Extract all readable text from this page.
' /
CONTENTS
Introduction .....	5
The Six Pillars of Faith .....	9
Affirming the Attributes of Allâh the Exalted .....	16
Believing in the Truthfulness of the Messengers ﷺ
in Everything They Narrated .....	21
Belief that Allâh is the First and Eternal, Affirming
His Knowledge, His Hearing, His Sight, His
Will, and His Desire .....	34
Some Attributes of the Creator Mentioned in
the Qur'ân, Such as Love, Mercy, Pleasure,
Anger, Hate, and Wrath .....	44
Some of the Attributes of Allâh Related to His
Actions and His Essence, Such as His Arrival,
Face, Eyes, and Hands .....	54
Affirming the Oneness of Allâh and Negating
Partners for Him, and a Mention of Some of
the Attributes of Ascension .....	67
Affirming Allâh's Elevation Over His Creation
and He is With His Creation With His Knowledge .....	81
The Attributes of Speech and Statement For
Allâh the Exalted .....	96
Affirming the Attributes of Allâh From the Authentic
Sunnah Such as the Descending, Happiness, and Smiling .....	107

◇ ◇ ◇ ◇ ◇

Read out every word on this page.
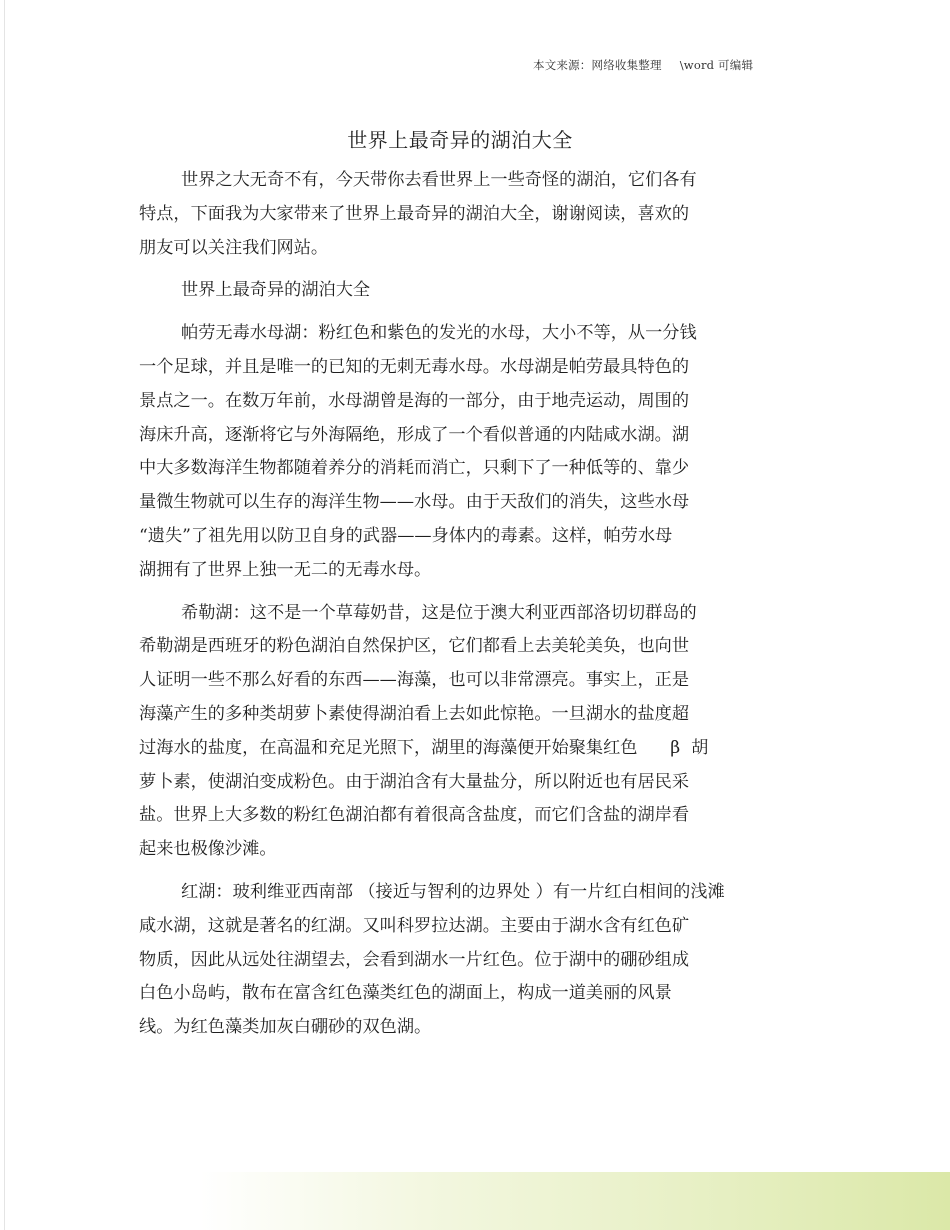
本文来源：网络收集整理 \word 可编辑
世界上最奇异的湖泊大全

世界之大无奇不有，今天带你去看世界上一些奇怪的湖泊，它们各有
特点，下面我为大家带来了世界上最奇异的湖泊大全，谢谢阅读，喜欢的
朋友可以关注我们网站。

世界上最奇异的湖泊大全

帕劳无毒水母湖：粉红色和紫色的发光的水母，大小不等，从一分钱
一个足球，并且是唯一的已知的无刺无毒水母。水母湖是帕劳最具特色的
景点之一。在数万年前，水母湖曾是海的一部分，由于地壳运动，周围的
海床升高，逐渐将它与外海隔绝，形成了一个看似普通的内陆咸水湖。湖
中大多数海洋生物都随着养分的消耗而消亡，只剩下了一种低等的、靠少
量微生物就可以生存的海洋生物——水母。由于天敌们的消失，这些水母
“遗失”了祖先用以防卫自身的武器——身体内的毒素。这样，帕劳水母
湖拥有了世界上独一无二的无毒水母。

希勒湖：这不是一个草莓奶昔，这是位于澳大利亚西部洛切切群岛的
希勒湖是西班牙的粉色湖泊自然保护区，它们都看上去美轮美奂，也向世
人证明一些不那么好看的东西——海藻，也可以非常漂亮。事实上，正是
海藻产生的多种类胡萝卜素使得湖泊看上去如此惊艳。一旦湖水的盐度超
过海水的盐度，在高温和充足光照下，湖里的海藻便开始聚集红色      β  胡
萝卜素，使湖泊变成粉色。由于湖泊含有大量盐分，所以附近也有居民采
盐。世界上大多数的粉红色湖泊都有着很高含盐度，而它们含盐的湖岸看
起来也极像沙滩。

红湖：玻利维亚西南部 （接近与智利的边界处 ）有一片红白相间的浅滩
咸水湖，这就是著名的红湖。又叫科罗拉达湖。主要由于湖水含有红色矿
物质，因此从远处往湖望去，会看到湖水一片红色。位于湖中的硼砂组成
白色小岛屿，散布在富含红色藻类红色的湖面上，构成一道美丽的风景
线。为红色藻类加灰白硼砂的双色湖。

◇ ◇ ◇ ◇ ◇

* [WHAT YOU HAVE TO DO]
Find the word "Some" in the material, then list each line that holds it.

* [RESPONSE TO THE EXERCISE]
Some Attributes of the Creator Mentioned in
Some of the Attributes of Allâh Related to His
Partners for Him, and a Mention of Some of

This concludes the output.